*** Entries ***

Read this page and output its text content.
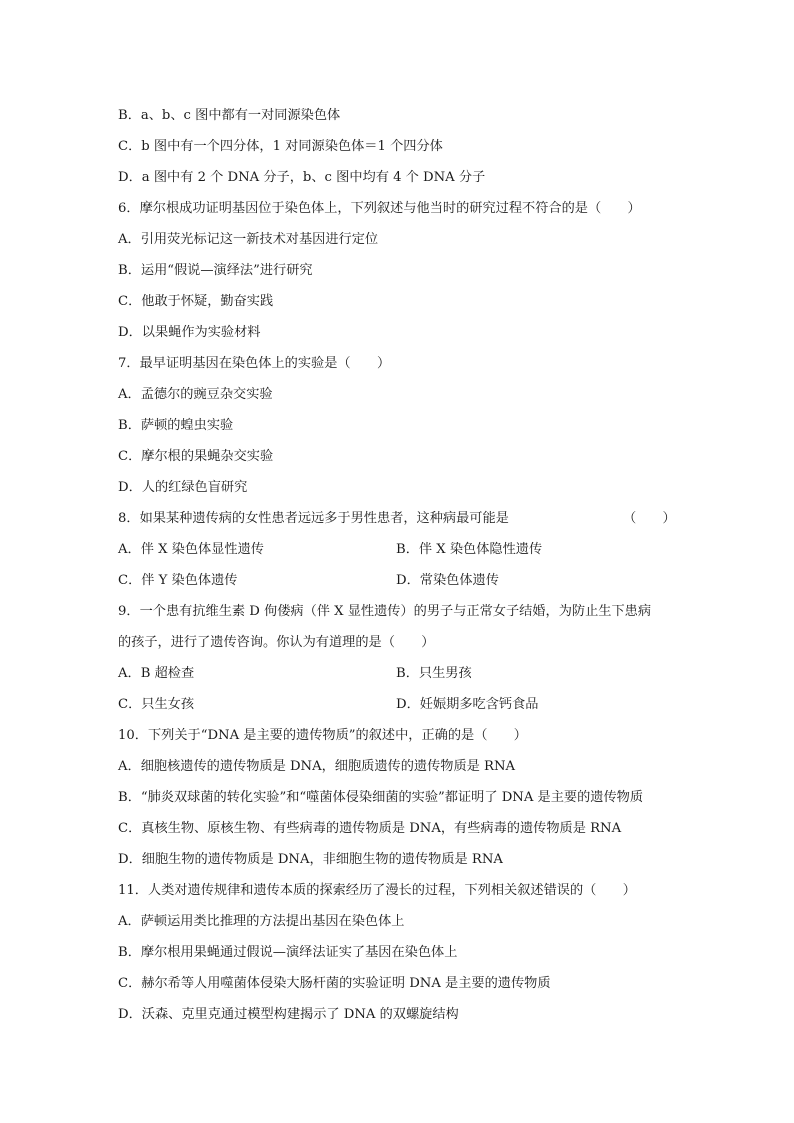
B．a、b、c 图中都有一对同源染色体
C．b 图中有一个四分体，1 对同源染色体＝1 个四分体
D．a 图中有 2 个 DNA 分子，b、c 图中均有 4 个 DNA 分子
6．摩尔根成功证明基因位于染色体上，下列叙述与他当时的研究过程不符合的是（　　）
A．引用荧光标记这一新技术对基因进行定位
B．运用“假说—演绎法”进行研究
C．他敢于怀疑，勤奋实践
D．以果蝇作为实验材料
7．最早证明基因在染色体上的实验是（　　）
A．孟德尔的豌豆杂交实验
B．萨顿的蝗虫实验
C．摩尔根的果蝇杂交实验
D．人的红绿色盲研究
8．如果某种遗传病的女性患者远远多于男性患者，这种病最可能是	（　　）
A．伴 X 染色体显性遗传	B．伴 X 染色体隐性遗传
C．伴 Y 染色体遗传	D．常染色体遗传
9．一个患有抗维生素 D 佝偻病（伴 X 显性遗传）的男子与正常女子结婚，为防止生下患病
的孩子，进行了遗传咨询。你认为有道理的是（　　）
A．B 超检查	B．只生男孩
C．只生女孩	D．妊娠期多吃含钙食品
10．下列关于“DNA 是主要的遗传物质”的叙述中，正确的是（　　）
A．细胞核遗传的遗传物质是 DNA，细胞质遗传的遗传物质是 RNA
B．“肺炎双球菌的转化实验”和“噬菌体侵染细菌的实验”都证明了 DNA 是主要的遗传物质
C．真核生物、原核生物、有些病毒的遗传物质是 DNA，有些病毒的遗传物质是 RNA
D．细胞生物的遗传物质是 DNA，非细胞生物的遗传物质是 RNA
11．人类对遗传规律和遗传本质的探索经历了漫长的过程，下列相关叙述错误的（　　）
A．萨顿运用类比推理的方法提出基因在染色体上
B．摩尔根用果蝇通过假说—演绎法证实了基因在染色体上
C．赫尔希等人用噬菌体侵染大肠杆菌的实验证明 DNA 是主要的遗传物质
D．沃森、克里克通过模型构建揭示了 DNA 的双螺旋结构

***

● **Task instructions**:
Check each line of the data above for the word "是主要的遗传物质", then state how many lines have it. Give the number alone.

● **Result**:
3